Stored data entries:
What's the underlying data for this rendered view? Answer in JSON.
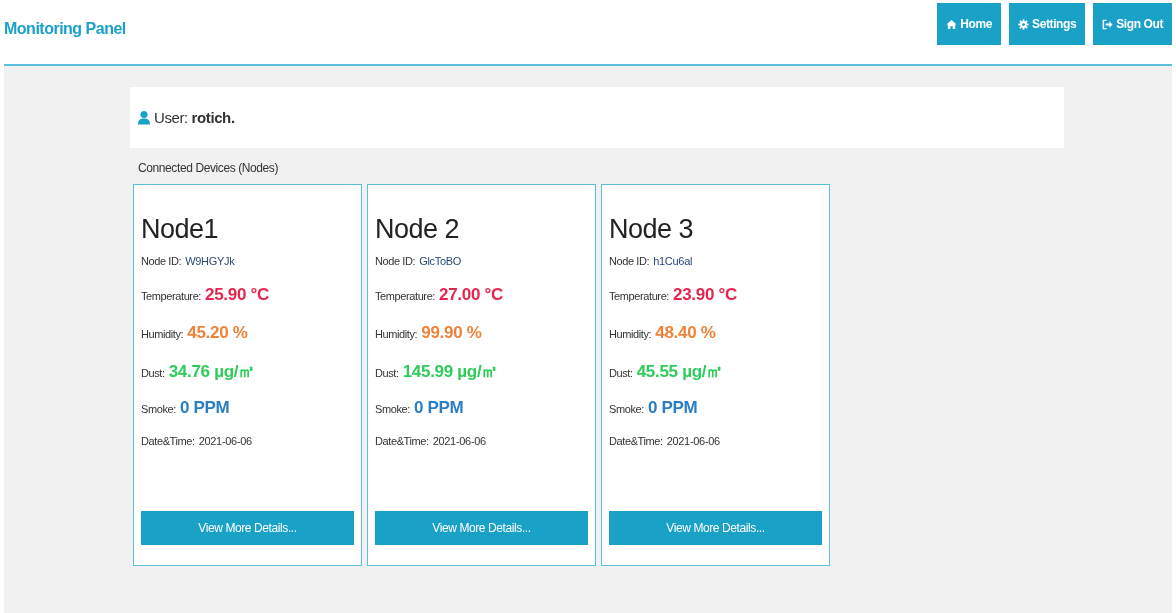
{
  "header": {
    "title": "Monitoring Panel",
    "buttons": [
      {
        "kind": "home",
        "label": "Home"
      },
      {
        "kind": "settings",
        "label": "Settings"
      },
      {
        "kind": "signout",
        "label": "Sign Out"
      }
    ]
  },
  "user": {
    "label": "User:",
    "name": "rotich."
  },
  "section_title": "Connected Devices (Nodes)",
  "nodes": [
    {
      "name": "Node1",
      "id_label": "Node ID:",
      "id": "W9HGYJk",
      "readings": [
        {
          "kind": "temperature",
          "label": "Temperature:",
          "value": "25.90 °C"
        },
        {
          "kind": "humidity",
          "label": "Humidity:",
          "value": "45.20 %"
        },
        {
          "kind": "dust",
          "label": "Dust:",
          "value": "34.76 µg/㎥"
        },
        {
          "kind": "smoke",
          "label": "Smoke:",
          "value": "0 PPM"
        }
      ],
      "date_label": "Date&Time:",
      "date": "2021-06-06",
      "button": "View More Details..."
    },
    {
      "name": "Node 2",
      "id_label": "Node ID:",
      "id": "GlcToBO",
      "readings": [
        {
          "kind": "temperature",
          "label": "Temperature:",
          "value": "27.00 °C"
        },
        {
          "kind": "humidity",
          "label": "Humidity:",
          "value": "99.90 %"
        },
        {
          "kind": "dust",
          "label": "Dust:",
          "value": "145.99 µg/㎥"
        },
        {
          "kind": "smoke",
          "label": "Smoke:",
          "value": "0 PPM"
        }
      ],
      "date_label": "Date&Time:",
      "date": "2021-06-06",
      "button": "View More Details..."
    },
    {
      "name": "Node 3",
      "id_label": "Node ID:",
      "id": "h1Cu6al",
      "readings": [
        {
          "kind": "temperature",
          "label": "Temperature:",
          "value": "23.90 °C"
        },
        {
          "kind": "humidity",
          "label": "Humidity:",
          "value": "48.40 %"
        },
        {
          "kind": "dust",
          "label": "Dust:",
          "value": "45.55 µg/㎥"
        },
        {
          "kind": "smoke",
          "label": "Smoke:",
          "value": "0 PPM"
        }
      ],
      "date_label": "Date&Time:",
      "date": "2021-06-06",
      "button": "View More Details..."
    }
  ]
}
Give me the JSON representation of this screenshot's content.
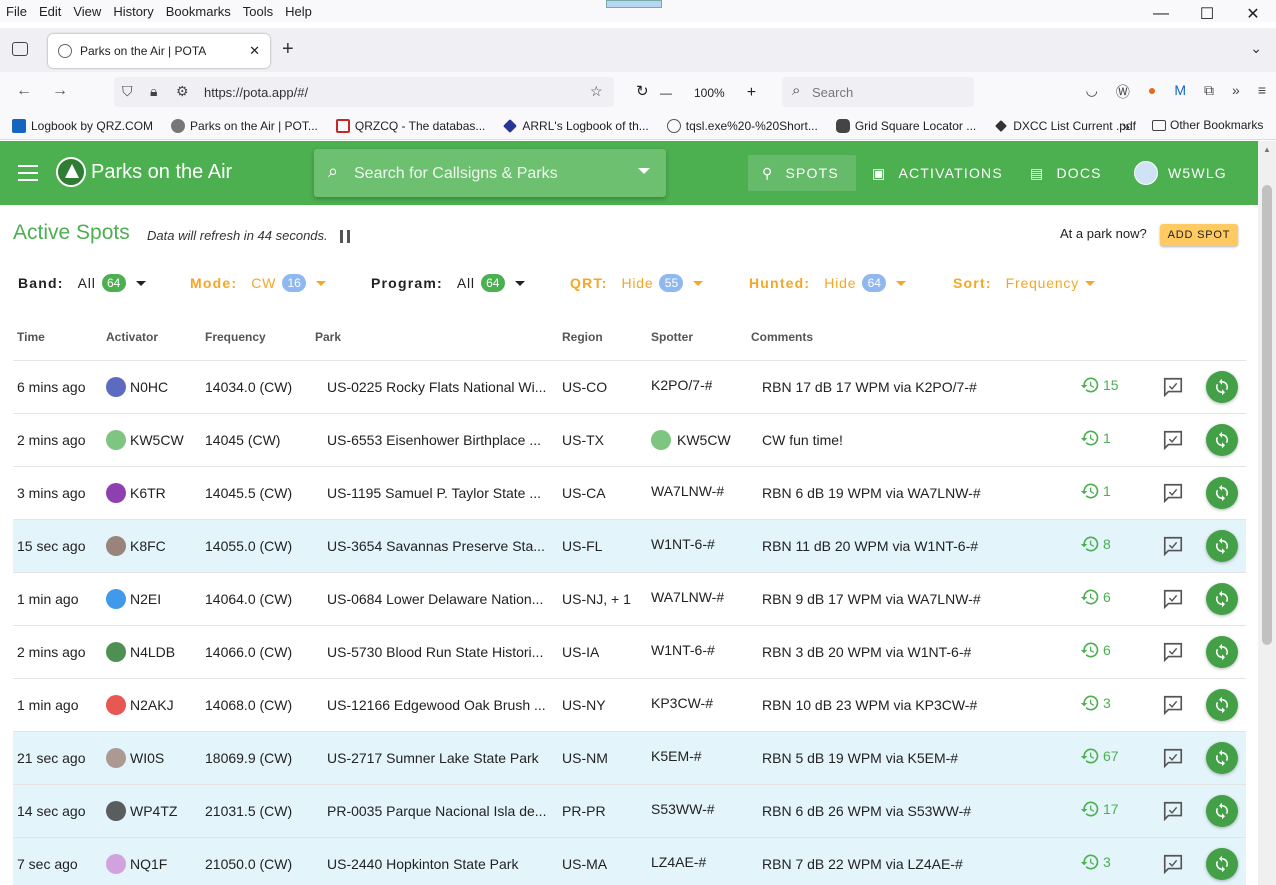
{
  "browser": {
    "menu": [
      "File",
      "Edit",
      "View",
      "History",
      "Bookmarks",
      "Tools",
      "Help"
    ],
    "tab_title": "Parks on the Air | POTA",
    "url": "https://pota.app/#/",
    "zoom": "100%",
    "search_placeholder": "Search",
    "bookmarks": [
      {
        "label": "Logbook by QRZ.COM",
        "color": "#1565c0"
      },
      {
        "label": "Parks on the Air | POT...",
        "color": "#777777"
      },
      {
        "label": "QRZCQ - The databas...",
        "color": "#c62828"
      },
      {
        "label": "ARRL's Logbook of th...",
        "color": "#283593"
      },
      {
        "label": "tqsl.exe%20-%20Short...",
        "color": "#555555"
      },
      {
        "label": "Grid Square Locator ...",
        "color": "#444444"
      },
      {
        "label": "DXCC List Current .pdf",
        "color": "#333333"
      }
    ],
    "other_bookmarks": "Other Bookmarks"
  },
  "app": {
    "title": "Parks on the Air",
    "search_placeholder": "Search for Callsigns & Parks",
    "nav": {
      "spots": "SPOTS",
      "activations": "ACTIVATIONS",
      "docs": "DOCS",
      "user": "W5WLG"
    }
  },
  "header": {
    "title": "Active Spots",
    "refresh": "Data will refresh in 44 seconds.",
    "at_park": "At a park now?",
    "add_spot": "ADD SPOT"
  },
  "filters": {
    "band": {
      "label": "Band:",
      "value": "All",
      "count": "64"
    },
    "mode": {
      "label": "Mode:",
      "value": "CW",
      "count": "16"
    },
    "program": {
      "label": "Program:",
      "value": "All",
      "count": "64"
    },
    "qrt": {
      "label": "QRT:",
      "value": "Hide",
      "count": "55"
    },
    "hunted": {
      "label": "Hunted:",
      "value": "Hide",
      "count": "64"
    },
    "sort": {
      "label": "Sort:",
      "value": "Frequency"
    }
  },
  "table": {
    "headers": {
      "time": "Time",
      "activator": "Activator",
      "frequency": "Frequency",
      "park": "Park",
      "region": "Region",
      "spotter": "Spotter",
      "comments": "Comments"
    },
    "rows": [
      {
        "time": "6 mins ago",
        "activator": "N0HC",
        "av": "#3f51b5",
        "frequency": "14034.0 (CW)",
        "park": "US-0225  Rocky Flats National Wi...",
        "region": "US-CO",
        "spotter": "K2PO/7-#",
        "spotter_av": "",
        "comment": "RBN 17 dB 17 WPM via K2PO/7-#",
        "hunts": "15",
        "highlight": false
      },
      {
        "time": "2 mins ago",
        "activator": "KW5CW",
        "av": "#66bb6a",
        "frequency": "14045 (CW)",
        "park": "US-6553  Eisenhower Birthplace ...",
        "region": "US-TX",
        "spotter": "KW5CW",
        "spotter_av": "#66bb6a",
        "comment": "CW fun time!",
        "hunts": "1",
        "highlight": false
      },
      {
        "time": "3 mins ago",
        "activator": "K6TR",
        "av": "#7b1fa2",
        "frequency": "14045.5 (CW)",
        "park": "US-1195  Samuel P. Taylor State ...",
        "region": "US-CA",
        "spotter": "WA7LNW-#",
        "spotter_av": "",
        "comment": "RBN 6 dB 19 WPM via WA7LNW-#",
        "hunts": "1",
        "highlight": false
      },
      {
        "time": "15 sec ago",
        "activator": "K8FC",
        "av": "#8d6e63",
        "frequency": "14055.0 (CW)",
        "park": "US-3654  Savannas Preserve Sta...",
        "region": "US-FL",
        "spotter": "W1NT-6-#",
        "spotter_av": "",
        "comment": "RBN 11 dB 20 WPM via W1NT-6-#",
        "hunts": "8",
        "highlight": true
      },
      {
        "time": "1 min ago",
        "activator": "N2EI",
        "av": "#1e88e5",
        "frequency": "14064.0 (CW)",
        "park": "US-0684  Lower Delaware Nation...",
        "region": "US-NJ, + 1",
        "spotter": "WA7LNW-#",
        "spotter_av": "",
        "comment": "RBN 9 dB 17 WPM via WA7LNW-#",
        "hunts": "6",
        "highlight": false
      },
      {
        "time": "2 mins ago",
        "activator": "N4LDB",
        "av": "#2e7d32",
        "frequency": "14066.0 (CW)",
        "park": "US-5730  Blood Run State Histori...",
        "region": "US-IA",
        "spotter": "W1NT-6-#",
        "spotter_av": "",
        "comment": "RBN 3 dB 20 WPM via W1NT-6-#",
        "hunts": "6",
        "highlight": false
      },
      {
        "time": "1 min ago",
        "activator": "N2AKJ",
        "av": "#e53935",
        "frequency": "14068.0 (CW)",
        "park": "US-12166  Edgewood Oak Brush ...",
        "region": "US-NY",
        "spotter": "KP3CW-#",
        "spotter_av": "",
        "comment": "RBN 10 dB 23 WPM via KP3CW-#",
        "hunts": "3",
        "highlight": false
      },
      {
        "time": "21 sec ago",
        "activator": "WI0S",
        "av": "#a1887f",
        "frequency": "18069.9 (CW)",
        "park": "US-2717  Sumner Lake State Park",
        "region": "US-NM",
        "spotter": "K5EM-#",
        "spotter_av": "",
        "comment": "RBN 5 dB 19 WPM via K5EM-#",
        "hunts": "67",
        "highlight": true
      },
      {
        "time": "14 sec ago",
        "activator": "WP4TZ",
        "av": "#424242",
        "frequency": "21031.5 (CW)",
        "park": "PR-0035  Parque Nacional Isla de...",
        "region": "PR-PR",
        "spotter": "S53WW-#",
        "spotter_av": "",
        "comment": "RBN 6 dB 26 WPM via S53WW-#",
        "hunts": "17",
        "highlight": true
      },
      {
        "time": "7 sec ago",
        "activator": "NQ1F",
        "av": "#ce93d8",
        "frequency": "21050.0 (CW)",
        "park": "US-2440  Hopkinton State Park",
        "region": "US-MA",
        "spotter": "LZ4AE-#",
        "spotter_av": "",
        "comment": "RBN 7 dB 22 WPM via LZ4AE-#",
        "hunts": "3",
        "highlight": true
      }
    ]
  }
}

The task: Show the lines of the material that contain the word "color".

Solved exercise:
        "color": "#1565c0"
        "color": "#777777"
        "color": "#c62828"
        "color": "#283593"
        "color": "#555555"
        "color": "#444444"
        "color": "#333333"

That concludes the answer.